● Исходный текст:

Заседания факультета происходили в круглом зале правления. Справа от председательствующего садился секретарь факультета с повесткой дня, всеми материалами к повестке и заранее подготовленными резолюциями; все это мы очень внимательно изучали и приводили в ясность. Слева от председательствующего неизменно садился профессор зоологии Григорий Александрович Кожевников – хороший зоолог, хороший профессор и чрезвычайно тупой человек. Он слушал все с величайшим вниманием, по каждому вопросу говорил по нескольку раз и, к счастью, не обижался, когда я злоупотреблял правом председателя.
Насколько туго Григорий Александрович соображал, можно судить по следующему происшествию. Праздновали 25-летний юбилей его научной деятельности, и Николай Александрович Иванцов – человек едкий, остроумный и иногда злой – приветствовал профессора от имени Главнауки: «Глубокоуважаемый и дорогой юбиляр. Не успев еще как следует сойти со студенческой скамьи, вы уже прославили свое имя замечательной статьей в “Русских ведомостях” о таракане в московских булочных. С тех пор протекло 25 лет, но и доселе ваш труд является непререкаемым авторитетом по этому важному народнохозяйственному вопросу. Ваше исследование о летнем запоре и зимнем поносе у пчел, как яркий луч солнца, озарил этот трудный и загадочный вопрос для специалистов-зоологов и практиков-пчеловодов. Другие скажут о ваших диссертациях, но могу ли я забыть ваши зоопсихологические выступления вместе с клоуном Дуровым в государственном цирке?» Все ожидали скандала, но Григорий Александрович с мокрыми глазами подошел к Иванцову и облобызался с ним. Он был также замечателен необычайной крепостью черепа: во время дуэли с профессором Богоявленским из-за Веры Михайловны Данчаковой пуля попала ему в лоб и… отскочила. При перестройке Зоологического музея на голову ему упал кирпич и… разбился, а Григорий Александрович ходил две недели с завязанной головой. В 1922 году сумасшедший студент стрелял в него,[383] пуля… отскочила и опять Григорий Александрович проходил две недели с завязанной головой.[384]
Старая профессура была настроена еще очень реакционно и относилась к нам, особенно – ко мне, с большой подозрительностью; это, за немногими исключениями, мало-помалу рассеялось. Младший преподавательский состав был, наоборот, настроен «либерально»; я намеренно употребляю этот термин, потому что отнюдь нельзя говорить о революционных настроениях в той среде. Любовь к университету и глубокая честность по отношению к академическим обязанностям были общим правилом, и я почти не знаю исключений. Не нужно забывать, что все, в общем, работали даром: нельзя же серьезно называть «содержанием» те ничтожные гроши, которые получались. Видя невозможность вести практические занятия на те кредиты, которые нам отпускали, преподавательский персонал старался достать все необходимое, часто затрачивая свои ничтожные средства. Не нужно также забывать ту обстановку враждебности, которая была создана вокруг университета.

● Раздел набора данных:
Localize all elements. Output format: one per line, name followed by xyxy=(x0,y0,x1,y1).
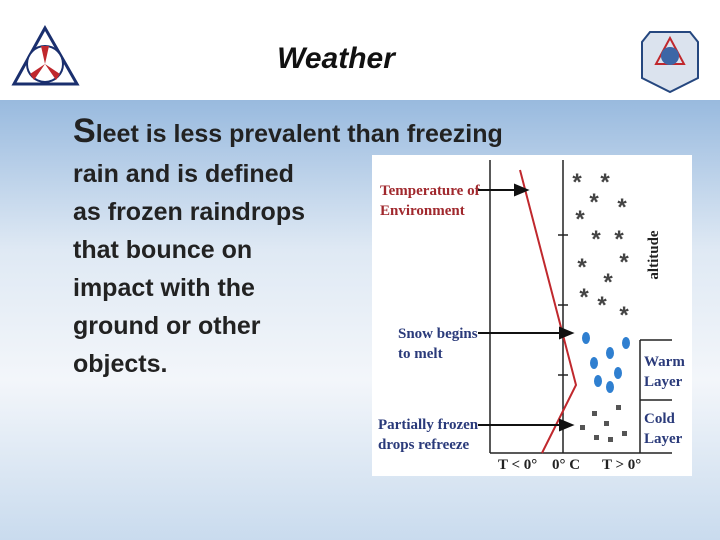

● Что сделать:
1) Продублируйте фрагмент исходного текста: всё, начиная со слов «Заседания факультета происходили» и ниже вплоть до слов «злоупотреблял правом председателя.».
2) Ответьте по исходному тексту на следующие вопросы:
(а) В каком помещении проходили заседания факультета?
(б) От имени какого учреждения Николай Александрович Иванцов приветствовал юбиляра?
(в) Каким словом в тексте описаны настроения младшего преподавательского состава?

● Правильные ответы:
1)
Заседания факультета происходили в круглом зале правления. Справа от председательствующего садился секретарь факультета с повесткой дня, всеми материалами к повестке и заранее подготовленными резолюциями; все это мы очень внимательно изучали и приводили в ясность. Слева от председательствующего неизменно садился профессор зоологии Григорий Александрович Кожевников – хороший зоолог, хороший профессор и чрезвычайно тупой человек. Он слушал все с величайшим вниманием, по каждому вопросу говорил по нескольку раз и, к счастью, не обижался, когда я злоупотреблял правом председателя.

2)
(а) Заседания факультета проходили в круглом зале правления.
(б) Иванцов приветствовал юбиляра от имени Главнауки.
(в) Младший преподавательский состав был настроен «либерально».